* _What you are asked to do_:
Exact reproduction is required for all entries.

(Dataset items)
────

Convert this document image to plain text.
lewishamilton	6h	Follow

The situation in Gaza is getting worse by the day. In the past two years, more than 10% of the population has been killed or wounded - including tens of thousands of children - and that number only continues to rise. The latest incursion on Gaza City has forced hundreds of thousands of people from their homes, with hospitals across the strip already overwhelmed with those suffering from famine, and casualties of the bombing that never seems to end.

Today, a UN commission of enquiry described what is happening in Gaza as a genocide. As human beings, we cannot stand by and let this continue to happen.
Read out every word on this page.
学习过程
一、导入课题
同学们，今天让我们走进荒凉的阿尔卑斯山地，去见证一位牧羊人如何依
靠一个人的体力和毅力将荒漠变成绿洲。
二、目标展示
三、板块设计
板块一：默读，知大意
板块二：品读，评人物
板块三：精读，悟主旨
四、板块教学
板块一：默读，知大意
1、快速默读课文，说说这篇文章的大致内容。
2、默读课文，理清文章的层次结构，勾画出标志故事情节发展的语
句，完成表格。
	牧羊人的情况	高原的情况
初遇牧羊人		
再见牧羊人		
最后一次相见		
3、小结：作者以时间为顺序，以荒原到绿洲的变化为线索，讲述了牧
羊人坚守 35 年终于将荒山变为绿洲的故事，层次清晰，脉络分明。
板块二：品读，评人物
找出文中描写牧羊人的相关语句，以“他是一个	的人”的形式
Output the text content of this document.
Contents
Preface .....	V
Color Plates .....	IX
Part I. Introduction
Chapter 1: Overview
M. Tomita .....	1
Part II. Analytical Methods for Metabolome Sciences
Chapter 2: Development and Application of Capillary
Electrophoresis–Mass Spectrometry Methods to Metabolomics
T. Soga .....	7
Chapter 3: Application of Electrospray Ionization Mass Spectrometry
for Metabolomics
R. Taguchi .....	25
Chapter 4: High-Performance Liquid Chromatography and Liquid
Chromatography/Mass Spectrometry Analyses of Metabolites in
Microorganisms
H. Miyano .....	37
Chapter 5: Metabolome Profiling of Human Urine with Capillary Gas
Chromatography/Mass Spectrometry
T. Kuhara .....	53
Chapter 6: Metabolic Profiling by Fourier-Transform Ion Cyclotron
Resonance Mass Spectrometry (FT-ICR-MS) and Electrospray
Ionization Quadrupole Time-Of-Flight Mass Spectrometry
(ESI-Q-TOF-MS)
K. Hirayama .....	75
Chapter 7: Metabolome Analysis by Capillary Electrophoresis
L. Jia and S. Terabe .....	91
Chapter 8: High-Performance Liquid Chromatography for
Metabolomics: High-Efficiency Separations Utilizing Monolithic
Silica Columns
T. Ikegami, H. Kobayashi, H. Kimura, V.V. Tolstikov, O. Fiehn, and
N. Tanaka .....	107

────

* _Response to the task_:
Convert this document image to plain text.
lewishamilton	6h	Follow

The situation in Gaza is getting worse by the day. In the past two years, more than 10% of the population has been killed or wounded - including tens of thousands of children - and that number only continues to rise. The latest incursion on Gaza City has forced hundreds of thousands of people from their homes, with hospitals across the strip already overwhelmed with those suffering from famine, and casualties of the bombing that never seems to end.

Today, a UN commission of enquiry described what is happening in Gaza as a genocide. As human beings, we cannot stand by and let this continue to happen.
Read out every word on this page.
学习过程
一、导入课题
同学们，今天让我们走进荒凉的阿尔卑斯山地，去见证一位牧羊人如何依
靠一个人的体力和毅力将荒漠变成绿洲。
二、目标展示
三、板块设计
板块一：默读，知大意
板块二：品读，评人物
板块三：精读，悟主旨
四、板块教学
板块一：默读，知大意
1、快速默读课文，说说这篇文章的大致内容。
2、默读课文，理清文章的层次结构，勾画出标志故事情节发展的语
句，完成表格。
	牧羊人的情况	高原的情况
初遇牧羊人		
再见牧羊人		
最后一次相见		
3、小结：作者以时间为顺序，以荒原到绿洲的变化为线索，讲述了牧
羊人坚守 35 年终于将荒山变为绿洲的故事，层次清晰，脉络分明。
板块二：品读，评人物
找出文中描写牧羊人的相关语句，以“他是一个	的人”的形式
Output the text content of this document.
Contents
Preface .....	V
Color Plates .....	IX
Part I. Introduction
Chapter 1: Overview
M. Tomita .....	1
Part II. Analytical Methods for Metabolome Sciences
Chapter 2: Development and Application of Capillary
Electrophoresis–Mass Spectrometry Methods to Metabolomics
T. Soga .....	7
Chapter 3: Application of Electrospray Ionization Mass Spectrometry
for Metabolomics
R. Taguchi .....	25
Chapter 4: High-Performance Liquid Chromatography and Liquid
Chromatography/Mass Spectrometry Analyses of Metabolites in
Microorganisms
H. Miyano .....	37
Chapter 5: Metabolome Profiling of Human Urine with Capillary Gas
Chromatography/Mass Spectrometry
T. Kuhara .....	53
Chapter 6: Metabolic Profiling by Fourier-Transform Ion Cyclotron
Resonance Mass Spectrometry (FT-ICR-MS) and Electrospray
Ionization Quadrupole Time-Of-Flight Mass Spectrometry
(ESI-Q-TOF-MS)
K. Hirayama .....	75
Chapter 7: Metabolome Analysis by Capillary Electrophoresis
L. Jia and S. Terabe .....	91
Chapter 8: High-Performance Liquid Chromatography for
Metabolomics: High-Efficiency Separations Utilizing Monolithic
Silica Columns
T. Ikegami, H. Kobayashi, H. Kimura, V.V. Tolstikov, O. Fiehn, and
N. Tanaka .....	107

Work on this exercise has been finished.